**Problem description**. Your answer should be a single number: how many lines in the data below hold the string "построение".

**Provided material**.
__________
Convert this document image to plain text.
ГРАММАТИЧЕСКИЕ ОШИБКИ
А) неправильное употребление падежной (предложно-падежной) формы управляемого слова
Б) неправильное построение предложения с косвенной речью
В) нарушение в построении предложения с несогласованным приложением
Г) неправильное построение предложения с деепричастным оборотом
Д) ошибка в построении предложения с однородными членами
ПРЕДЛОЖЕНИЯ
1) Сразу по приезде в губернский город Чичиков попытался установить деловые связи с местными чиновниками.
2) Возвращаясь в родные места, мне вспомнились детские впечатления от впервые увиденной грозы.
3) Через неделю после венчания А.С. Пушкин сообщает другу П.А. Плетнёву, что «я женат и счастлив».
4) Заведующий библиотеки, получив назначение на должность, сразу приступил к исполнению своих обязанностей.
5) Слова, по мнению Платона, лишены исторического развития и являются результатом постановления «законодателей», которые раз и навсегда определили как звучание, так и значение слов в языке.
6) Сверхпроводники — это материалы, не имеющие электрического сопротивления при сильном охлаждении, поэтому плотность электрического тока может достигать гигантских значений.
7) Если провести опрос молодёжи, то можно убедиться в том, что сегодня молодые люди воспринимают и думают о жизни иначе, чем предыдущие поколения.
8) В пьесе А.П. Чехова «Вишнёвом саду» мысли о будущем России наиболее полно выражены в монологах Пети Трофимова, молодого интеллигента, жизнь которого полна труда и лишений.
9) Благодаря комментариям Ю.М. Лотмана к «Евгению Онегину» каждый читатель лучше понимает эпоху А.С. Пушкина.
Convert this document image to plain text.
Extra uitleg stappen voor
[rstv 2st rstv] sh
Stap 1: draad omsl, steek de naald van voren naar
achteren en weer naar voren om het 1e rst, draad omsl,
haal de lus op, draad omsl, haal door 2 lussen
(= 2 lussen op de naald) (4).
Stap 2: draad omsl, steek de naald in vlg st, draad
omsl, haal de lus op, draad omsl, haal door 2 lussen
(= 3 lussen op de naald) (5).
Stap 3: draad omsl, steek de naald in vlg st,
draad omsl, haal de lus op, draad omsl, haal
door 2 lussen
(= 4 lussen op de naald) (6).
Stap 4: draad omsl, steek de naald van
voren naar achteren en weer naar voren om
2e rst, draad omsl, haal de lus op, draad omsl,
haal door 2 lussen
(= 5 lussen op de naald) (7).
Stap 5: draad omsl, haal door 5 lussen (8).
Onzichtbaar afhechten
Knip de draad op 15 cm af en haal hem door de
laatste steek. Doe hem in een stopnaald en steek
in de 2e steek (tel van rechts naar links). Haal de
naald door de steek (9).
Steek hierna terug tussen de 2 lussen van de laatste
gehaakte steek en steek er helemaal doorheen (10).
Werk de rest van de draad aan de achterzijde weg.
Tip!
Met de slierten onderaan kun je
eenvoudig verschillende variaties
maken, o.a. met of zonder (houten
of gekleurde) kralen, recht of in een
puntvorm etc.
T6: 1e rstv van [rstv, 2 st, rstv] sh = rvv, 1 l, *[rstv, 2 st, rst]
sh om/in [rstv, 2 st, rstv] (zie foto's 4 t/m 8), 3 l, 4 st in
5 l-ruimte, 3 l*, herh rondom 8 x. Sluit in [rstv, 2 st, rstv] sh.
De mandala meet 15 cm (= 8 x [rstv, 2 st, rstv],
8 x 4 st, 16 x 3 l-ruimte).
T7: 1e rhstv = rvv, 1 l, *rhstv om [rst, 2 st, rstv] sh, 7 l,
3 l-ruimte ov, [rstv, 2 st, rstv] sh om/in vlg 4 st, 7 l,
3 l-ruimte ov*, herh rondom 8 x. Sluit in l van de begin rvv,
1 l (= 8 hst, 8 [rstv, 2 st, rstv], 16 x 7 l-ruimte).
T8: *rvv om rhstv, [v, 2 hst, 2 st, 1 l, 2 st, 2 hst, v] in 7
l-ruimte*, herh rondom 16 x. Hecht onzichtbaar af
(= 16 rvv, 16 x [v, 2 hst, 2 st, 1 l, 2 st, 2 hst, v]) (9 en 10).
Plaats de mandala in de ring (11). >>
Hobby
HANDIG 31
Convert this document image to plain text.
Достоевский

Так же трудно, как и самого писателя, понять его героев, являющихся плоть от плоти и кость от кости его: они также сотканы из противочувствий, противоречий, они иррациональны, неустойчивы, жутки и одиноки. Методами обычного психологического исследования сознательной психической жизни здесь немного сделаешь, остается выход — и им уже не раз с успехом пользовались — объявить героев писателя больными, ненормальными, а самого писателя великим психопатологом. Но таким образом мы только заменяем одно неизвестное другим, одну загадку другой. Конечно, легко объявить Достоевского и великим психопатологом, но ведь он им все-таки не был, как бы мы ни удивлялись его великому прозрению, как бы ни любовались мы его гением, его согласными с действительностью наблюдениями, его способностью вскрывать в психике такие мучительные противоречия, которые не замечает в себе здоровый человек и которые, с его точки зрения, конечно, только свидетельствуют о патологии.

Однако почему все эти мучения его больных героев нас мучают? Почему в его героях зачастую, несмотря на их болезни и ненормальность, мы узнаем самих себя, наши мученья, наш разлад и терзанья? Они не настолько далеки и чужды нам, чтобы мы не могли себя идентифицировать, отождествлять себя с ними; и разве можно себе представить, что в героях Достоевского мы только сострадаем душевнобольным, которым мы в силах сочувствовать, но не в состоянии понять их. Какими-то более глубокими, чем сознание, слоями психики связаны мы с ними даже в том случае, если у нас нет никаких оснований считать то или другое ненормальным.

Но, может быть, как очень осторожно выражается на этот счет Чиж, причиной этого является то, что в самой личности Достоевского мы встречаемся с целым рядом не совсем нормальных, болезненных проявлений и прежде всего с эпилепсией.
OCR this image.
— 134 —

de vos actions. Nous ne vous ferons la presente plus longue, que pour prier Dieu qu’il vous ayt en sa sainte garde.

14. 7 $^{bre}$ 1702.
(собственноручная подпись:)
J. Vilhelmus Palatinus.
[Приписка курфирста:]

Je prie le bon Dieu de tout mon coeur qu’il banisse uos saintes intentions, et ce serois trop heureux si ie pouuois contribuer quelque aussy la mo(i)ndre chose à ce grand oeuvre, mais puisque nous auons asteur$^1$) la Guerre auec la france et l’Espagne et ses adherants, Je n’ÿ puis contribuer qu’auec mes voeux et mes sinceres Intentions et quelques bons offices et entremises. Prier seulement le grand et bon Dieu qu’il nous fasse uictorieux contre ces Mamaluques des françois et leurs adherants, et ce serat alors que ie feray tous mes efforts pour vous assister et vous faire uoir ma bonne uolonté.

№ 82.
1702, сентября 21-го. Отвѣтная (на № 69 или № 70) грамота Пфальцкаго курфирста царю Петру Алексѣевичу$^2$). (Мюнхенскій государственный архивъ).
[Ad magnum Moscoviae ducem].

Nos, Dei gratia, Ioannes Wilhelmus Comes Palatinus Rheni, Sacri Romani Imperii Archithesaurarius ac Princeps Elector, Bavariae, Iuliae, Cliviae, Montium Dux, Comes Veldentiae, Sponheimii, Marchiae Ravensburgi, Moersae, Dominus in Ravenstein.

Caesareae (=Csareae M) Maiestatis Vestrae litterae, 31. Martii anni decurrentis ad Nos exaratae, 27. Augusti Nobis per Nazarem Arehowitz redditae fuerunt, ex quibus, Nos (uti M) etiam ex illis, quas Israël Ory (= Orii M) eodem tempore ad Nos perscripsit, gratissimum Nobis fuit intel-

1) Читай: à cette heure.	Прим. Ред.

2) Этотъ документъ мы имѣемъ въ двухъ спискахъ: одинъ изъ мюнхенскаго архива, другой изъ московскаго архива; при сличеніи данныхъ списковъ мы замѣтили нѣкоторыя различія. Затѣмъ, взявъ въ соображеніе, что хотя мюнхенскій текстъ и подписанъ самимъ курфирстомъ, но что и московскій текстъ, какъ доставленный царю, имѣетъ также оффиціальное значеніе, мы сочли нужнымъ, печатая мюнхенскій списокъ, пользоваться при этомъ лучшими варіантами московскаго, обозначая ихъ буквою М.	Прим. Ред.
__________
**Written response**. 2